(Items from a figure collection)

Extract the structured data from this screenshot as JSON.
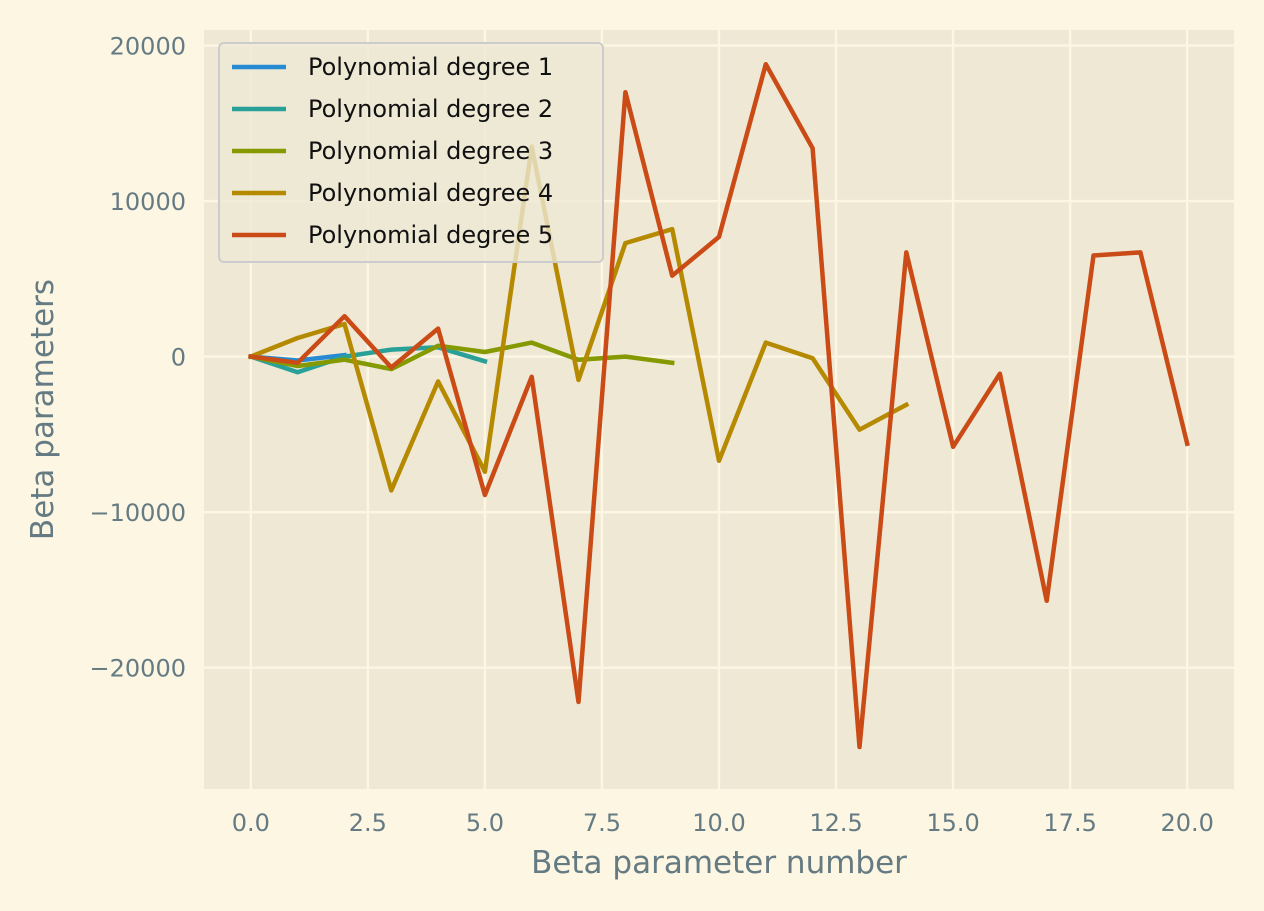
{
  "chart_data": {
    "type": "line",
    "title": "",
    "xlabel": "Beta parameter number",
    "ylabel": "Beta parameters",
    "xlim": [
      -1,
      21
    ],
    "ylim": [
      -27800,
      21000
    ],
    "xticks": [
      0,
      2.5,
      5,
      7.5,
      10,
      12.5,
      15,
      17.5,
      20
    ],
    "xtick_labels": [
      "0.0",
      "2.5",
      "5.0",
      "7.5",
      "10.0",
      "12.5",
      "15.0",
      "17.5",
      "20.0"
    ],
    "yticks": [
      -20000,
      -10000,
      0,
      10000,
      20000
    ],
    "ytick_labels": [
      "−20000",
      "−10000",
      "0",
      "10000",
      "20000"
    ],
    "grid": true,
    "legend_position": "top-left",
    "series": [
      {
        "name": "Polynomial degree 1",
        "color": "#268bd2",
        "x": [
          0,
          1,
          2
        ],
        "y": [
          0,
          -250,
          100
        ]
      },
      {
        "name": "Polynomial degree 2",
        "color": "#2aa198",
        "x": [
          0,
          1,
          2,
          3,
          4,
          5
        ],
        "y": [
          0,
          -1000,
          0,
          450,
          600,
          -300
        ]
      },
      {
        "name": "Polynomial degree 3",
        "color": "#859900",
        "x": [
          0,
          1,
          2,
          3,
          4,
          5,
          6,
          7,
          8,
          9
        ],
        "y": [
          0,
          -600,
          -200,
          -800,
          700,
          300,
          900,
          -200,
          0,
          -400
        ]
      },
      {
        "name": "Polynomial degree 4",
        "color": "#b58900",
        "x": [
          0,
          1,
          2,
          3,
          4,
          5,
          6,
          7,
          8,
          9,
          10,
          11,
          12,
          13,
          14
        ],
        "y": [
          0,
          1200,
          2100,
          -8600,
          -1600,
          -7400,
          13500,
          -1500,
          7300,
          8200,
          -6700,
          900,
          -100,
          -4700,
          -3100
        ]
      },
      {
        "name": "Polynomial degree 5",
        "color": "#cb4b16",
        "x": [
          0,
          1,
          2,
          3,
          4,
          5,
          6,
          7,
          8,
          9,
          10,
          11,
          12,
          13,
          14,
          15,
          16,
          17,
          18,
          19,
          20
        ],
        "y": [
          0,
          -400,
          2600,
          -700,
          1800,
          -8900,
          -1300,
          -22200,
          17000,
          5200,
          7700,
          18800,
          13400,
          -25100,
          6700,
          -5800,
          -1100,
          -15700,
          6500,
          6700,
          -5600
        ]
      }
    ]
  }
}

## Your instructions
Every record above should be transcribed exactly; the pictures stay out of the copy.

## Answer in full
Extract the structured data from this screenshot as JSON.
{
  "chart_data": {
    "type": "line",
    "title": "",
    "xlabel": "Beta parameter number",
    "ylabel": "Beta parameters",
    "xlim": [
      -1,
      21
    ],
    "ylim": [
      -27800,
      21000
    ],
    "xticks": [
      0,
      2.5,
      5,
      7.5,
      10,
      12.5,
      15,
      17.5,
      20
    ],
    "xtick_labels": [
      "0.0",
      "2.5",
      "5.0",
      "7.5",
      "10.0",
      "12.5",
      "15.0",
      "17.5",
      "20.0"
    ],
    "yticks": [
      -20000,
      -10000,
      0,
      10000,
      20000
    ],
    "ytick_labels": [
      "−20000",
      "−10000",
      "0",
      "10000",
      "20000"
    ],
    "grid": true,
    "legend_position": "top-left",
    "series": [
      {
        "name": "Polynomial degree 1",
        "color": "#268bd2",
        "x": [
          0,
          1,
          2
        ],
        "y": [
          0,
          -250,
          100
        ]
      },
      {
        "name": "Polynomial degree 2",
        "color": "#2aa198",
        "x": [
          0,
          1,
          2,
          3,
          4,
          5
        ],
        "y": [
          0,
          -1000,
          0,
          450,
          600,
          -300
        ]
      },
      {
        "name": "Polynomial degree 3",
        "color": "#859900",
        "x": [
          0,
          1,
          2,
          3,
          4,
          5,
          6,
          7,
          8,
          9
        ],
        "y": [
          0,
          -600,
          -200,
          -800,
          700,
          300,
          900,
          -200,
          0,
          -400
        ]
      },
      {
        "name": "Polynomial degree 4",
        "color": "#b58900",
        "x": [
          0,
          1,
          2,
          3,
          4,
          5,
          6,
          7,
          8,
          9,
          10,
          11,
          12,
          13,
          14
        ],
        "y": [
          0,
          1200,
          2100,
          -8600,
          -1600,
          -7400,
          13500,
          -1500,
          7300,
          8200,
          -6700,
          900,
          -100,
          -4700,
          -3100
        ]
      },
      {
        "name": "Polynomial degree 5",
        "color": "#cb4b16",
        "x": [
          0,
          1,
          2,
          3,
          4,
          5,
          6,
          7,
          8,
          9,
          10,
          11,
          12,
          13,
          14,
          15,
          16,
          17,
          18,
          19,
          20
        ],
        "y": [
          0,
          -400,
          2600,
          -700,
          1800,
          -8900,
          -1300,
          -22200,
          17000,
          5200,
          7700,
          18800,
          13400,
          -25100,
          6700,
          -5800,
          -1100,
          -15700,
          6500,
          6700,
          -5600
        ]
      }
    ]
  }
}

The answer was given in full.